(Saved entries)

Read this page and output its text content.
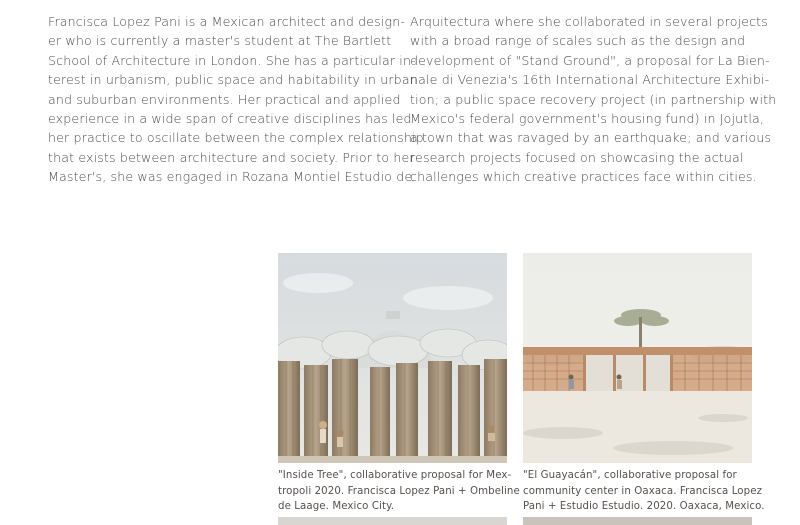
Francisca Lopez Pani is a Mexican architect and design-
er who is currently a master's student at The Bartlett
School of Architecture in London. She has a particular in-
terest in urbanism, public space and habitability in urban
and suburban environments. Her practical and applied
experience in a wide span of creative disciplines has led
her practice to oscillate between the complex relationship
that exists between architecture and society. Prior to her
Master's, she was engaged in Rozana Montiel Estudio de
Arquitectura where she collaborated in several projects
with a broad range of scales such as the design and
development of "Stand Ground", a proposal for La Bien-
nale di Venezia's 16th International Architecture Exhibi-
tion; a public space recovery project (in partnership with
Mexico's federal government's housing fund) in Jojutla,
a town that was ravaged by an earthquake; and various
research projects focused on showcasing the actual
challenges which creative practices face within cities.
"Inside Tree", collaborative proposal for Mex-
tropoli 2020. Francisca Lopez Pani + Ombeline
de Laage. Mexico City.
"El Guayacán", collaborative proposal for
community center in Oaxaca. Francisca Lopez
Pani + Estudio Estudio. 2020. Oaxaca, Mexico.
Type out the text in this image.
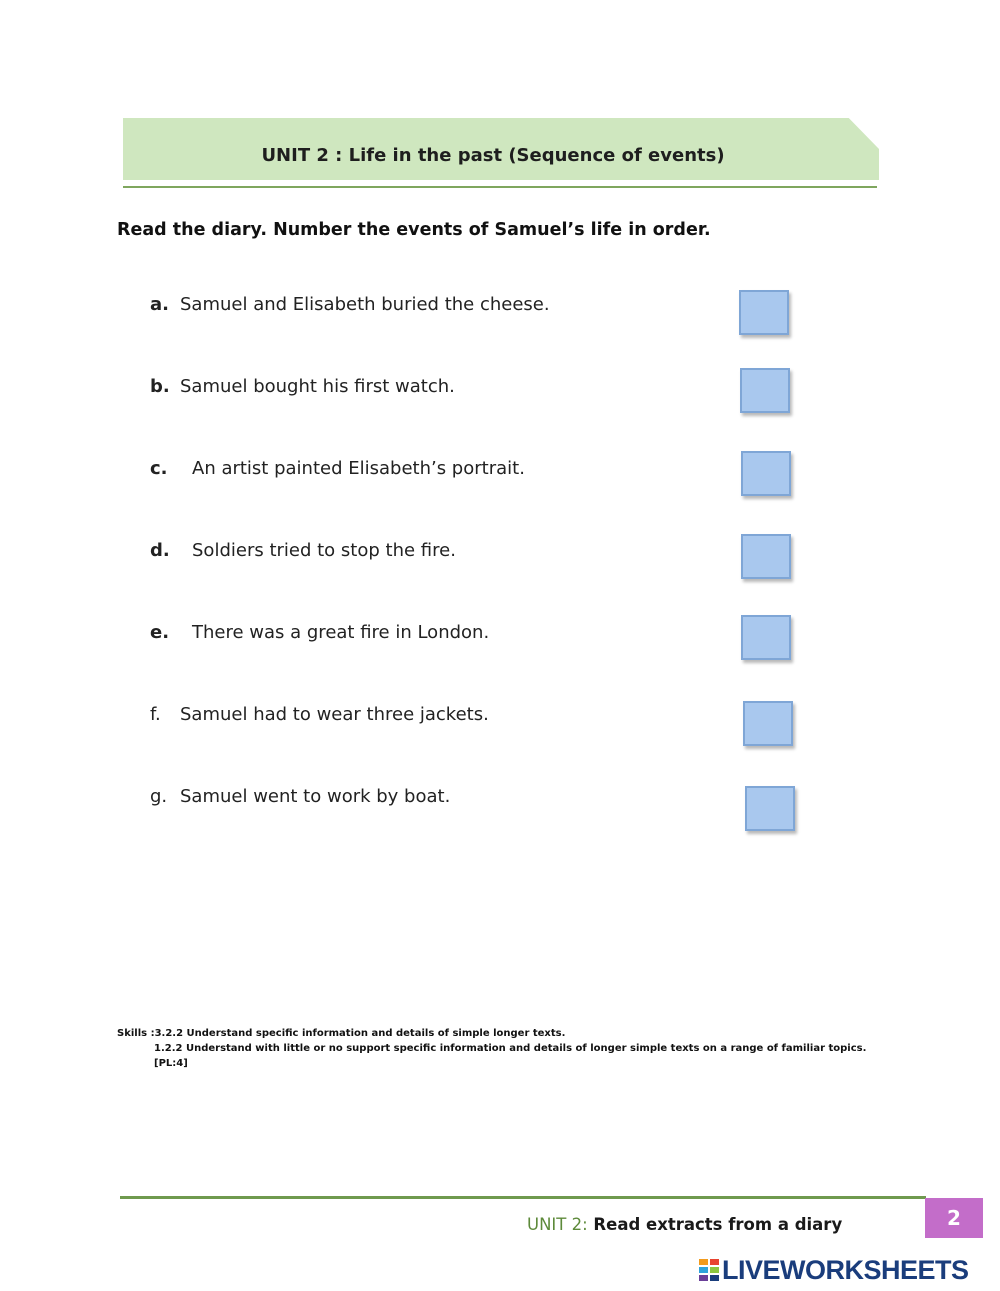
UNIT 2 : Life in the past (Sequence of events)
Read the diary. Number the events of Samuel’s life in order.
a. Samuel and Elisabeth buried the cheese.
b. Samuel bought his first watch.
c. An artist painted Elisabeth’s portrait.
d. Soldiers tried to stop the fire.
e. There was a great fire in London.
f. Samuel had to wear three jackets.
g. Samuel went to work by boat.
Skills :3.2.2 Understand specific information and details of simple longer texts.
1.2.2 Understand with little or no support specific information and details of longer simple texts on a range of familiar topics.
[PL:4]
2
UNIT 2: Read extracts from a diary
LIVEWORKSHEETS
---
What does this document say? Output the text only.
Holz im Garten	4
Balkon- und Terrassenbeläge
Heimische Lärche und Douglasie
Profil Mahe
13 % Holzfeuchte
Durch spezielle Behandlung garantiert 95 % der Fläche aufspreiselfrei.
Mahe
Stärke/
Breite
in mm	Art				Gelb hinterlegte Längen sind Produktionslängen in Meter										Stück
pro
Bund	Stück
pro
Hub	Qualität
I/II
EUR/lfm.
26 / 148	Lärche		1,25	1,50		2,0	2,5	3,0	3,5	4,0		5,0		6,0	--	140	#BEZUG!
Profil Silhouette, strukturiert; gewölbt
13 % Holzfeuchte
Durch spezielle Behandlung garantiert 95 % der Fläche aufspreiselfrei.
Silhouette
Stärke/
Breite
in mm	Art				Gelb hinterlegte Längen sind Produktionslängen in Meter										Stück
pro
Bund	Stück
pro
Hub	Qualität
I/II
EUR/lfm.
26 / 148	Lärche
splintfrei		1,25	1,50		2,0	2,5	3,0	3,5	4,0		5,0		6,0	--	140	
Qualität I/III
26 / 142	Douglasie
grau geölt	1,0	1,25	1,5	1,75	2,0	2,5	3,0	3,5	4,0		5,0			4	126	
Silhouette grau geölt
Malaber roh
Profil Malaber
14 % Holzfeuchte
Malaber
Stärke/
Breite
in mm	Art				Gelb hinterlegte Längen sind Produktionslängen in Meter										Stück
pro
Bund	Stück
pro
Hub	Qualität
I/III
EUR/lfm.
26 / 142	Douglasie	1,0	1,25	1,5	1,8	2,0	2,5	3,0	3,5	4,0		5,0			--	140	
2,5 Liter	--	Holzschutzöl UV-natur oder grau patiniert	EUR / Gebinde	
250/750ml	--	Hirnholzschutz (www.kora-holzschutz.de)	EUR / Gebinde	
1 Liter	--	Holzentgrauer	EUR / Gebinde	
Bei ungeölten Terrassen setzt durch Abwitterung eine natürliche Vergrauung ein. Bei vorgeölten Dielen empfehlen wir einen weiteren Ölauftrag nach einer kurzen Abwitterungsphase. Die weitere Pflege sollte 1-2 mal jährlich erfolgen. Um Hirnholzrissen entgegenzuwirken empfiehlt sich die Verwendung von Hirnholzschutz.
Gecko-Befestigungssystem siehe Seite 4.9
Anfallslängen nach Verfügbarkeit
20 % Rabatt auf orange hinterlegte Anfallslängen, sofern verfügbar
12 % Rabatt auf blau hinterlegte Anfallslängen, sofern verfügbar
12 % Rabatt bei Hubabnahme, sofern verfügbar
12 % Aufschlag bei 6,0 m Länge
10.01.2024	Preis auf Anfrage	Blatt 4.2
...
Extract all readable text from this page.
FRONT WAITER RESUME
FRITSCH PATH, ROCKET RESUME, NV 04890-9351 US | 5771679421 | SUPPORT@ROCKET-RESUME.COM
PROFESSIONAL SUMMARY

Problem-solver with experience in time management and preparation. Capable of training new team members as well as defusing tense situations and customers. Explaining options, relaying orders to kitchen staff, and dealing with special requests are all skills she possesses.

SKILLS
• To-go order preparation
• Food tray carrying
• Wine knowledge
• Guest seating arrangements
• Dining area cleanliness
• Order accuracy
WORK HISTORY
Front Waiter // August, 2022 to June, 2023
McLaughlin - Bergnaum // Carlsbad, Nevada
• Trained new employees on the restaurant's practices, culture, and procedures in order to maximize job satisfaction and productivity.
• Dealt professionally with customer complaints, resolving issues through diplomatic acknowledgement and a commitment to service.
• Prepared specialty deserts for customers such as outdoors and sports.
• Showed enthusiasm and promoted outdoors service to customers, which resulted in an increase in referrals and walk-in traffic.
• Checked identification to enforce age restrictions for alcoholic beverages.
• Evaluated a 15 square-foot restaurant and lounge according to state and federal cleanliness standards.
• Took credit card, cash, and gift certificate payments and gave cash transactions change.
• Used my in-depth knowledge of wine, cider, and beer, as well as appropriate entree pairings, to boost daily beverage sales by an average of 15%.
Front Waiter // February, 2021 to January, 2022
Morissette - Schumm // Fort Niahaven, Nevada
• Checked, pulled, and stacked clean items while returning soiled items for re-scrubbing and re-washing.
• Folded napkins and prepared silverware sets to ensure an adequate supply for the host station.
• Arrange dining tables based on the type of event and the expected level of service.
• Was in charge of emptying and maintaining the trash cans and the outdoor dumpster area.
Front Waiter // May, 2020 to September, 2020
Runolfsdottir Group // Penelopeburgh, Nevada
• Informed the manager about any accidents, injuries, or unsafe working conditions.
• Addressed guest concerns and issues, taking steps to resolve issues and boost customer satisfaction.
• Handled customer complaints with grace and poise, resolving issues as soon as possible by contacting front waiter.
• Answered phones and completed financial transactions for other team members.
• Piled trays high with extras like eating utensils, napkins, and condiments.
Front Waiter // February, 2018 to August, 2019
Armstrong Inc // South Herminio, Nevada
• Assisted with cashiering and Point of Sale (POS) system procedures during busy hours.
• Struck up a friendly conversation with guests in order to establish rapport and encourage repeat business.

Set problem: Select every line in the material above where the string "that" occurs, and copy it.

Exercise answer:
that exists between architecture and society. Prior to her
a town that was ravaged by an earthquake; and various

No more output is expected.